— Start of Material provided —

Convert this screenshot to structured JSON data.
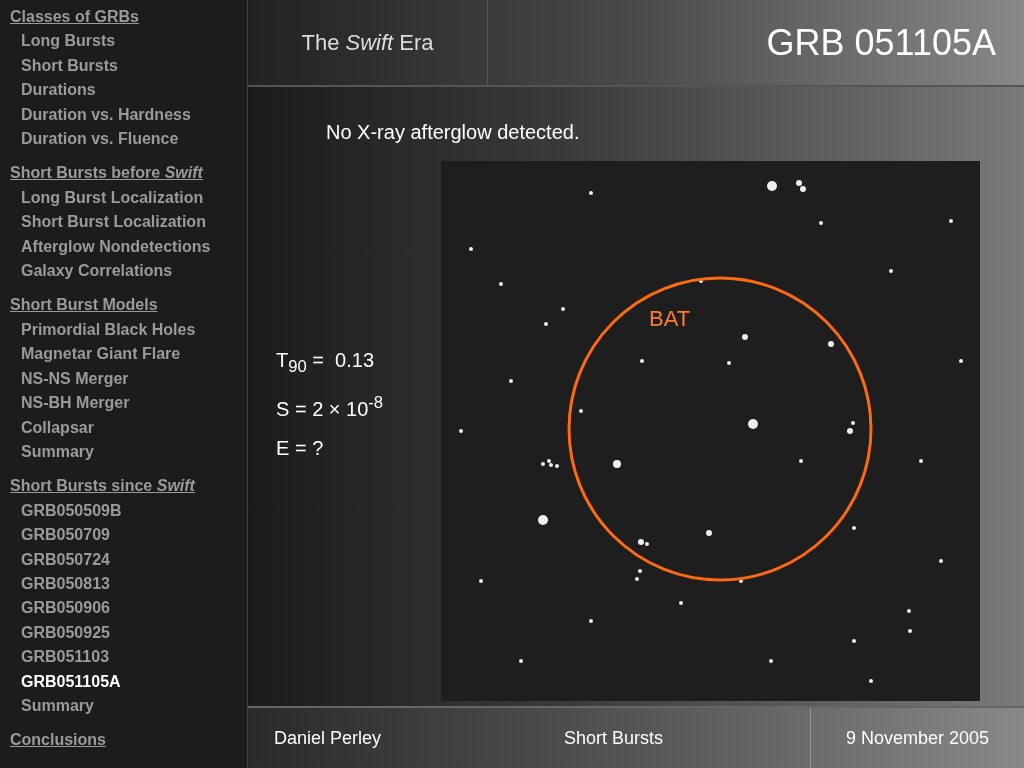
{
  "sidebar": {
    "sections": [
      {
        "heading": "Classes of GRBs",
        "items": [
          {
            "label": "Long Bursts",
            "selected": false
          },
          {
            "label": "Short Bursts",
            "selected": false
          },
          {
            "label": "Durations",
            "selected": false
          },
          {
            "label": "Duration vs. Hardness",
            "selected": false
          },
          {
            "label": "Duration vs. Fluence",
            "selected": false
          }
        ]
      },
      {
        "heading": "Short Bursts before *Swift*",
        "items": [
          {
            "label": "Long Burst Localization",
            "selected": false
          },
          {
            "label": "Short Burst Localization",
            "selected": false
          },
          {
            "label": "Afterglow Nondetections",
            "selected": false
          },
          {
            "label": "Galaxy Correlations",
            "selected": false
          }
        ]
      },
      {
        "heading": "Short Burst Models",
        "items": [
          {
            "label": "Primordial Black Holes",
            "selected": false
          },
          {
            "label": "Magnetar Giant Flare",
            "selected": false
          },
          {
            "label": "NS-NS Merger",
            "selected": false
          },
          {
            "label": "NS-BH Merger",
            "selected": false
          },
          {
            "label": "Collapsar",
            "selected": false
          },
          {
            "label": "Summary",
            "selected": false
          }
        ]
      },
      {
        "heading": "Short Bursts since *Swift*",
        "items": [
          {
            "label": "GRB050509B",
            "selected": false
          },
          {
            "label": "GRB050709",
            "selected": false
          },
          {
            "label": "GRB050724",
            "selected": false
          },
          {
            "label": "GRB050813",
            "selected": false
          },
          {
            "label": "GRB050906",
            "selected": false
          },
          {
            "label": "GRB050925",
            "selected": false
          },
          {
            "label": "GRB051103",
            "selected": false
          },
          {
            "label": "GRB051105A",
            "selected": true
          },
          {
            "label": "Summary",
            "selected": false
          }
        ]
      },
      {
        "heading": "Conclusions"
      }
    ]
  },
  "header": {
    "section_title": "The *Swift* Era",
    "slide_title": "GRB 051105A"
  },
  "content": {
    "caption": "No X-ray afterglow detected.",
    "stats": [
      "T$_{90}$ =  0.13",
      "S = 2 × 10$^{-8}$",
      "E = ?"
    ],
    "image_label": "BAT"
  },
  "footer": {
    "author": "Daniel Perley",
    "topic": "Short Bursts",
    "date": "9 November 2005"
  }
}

— End of Material provided —

# Task description
Find the lines that include the string "Merger", then copy each of them.

# Response
            "label": "NS-NS Merger",
            "label": "NS-BH Merger",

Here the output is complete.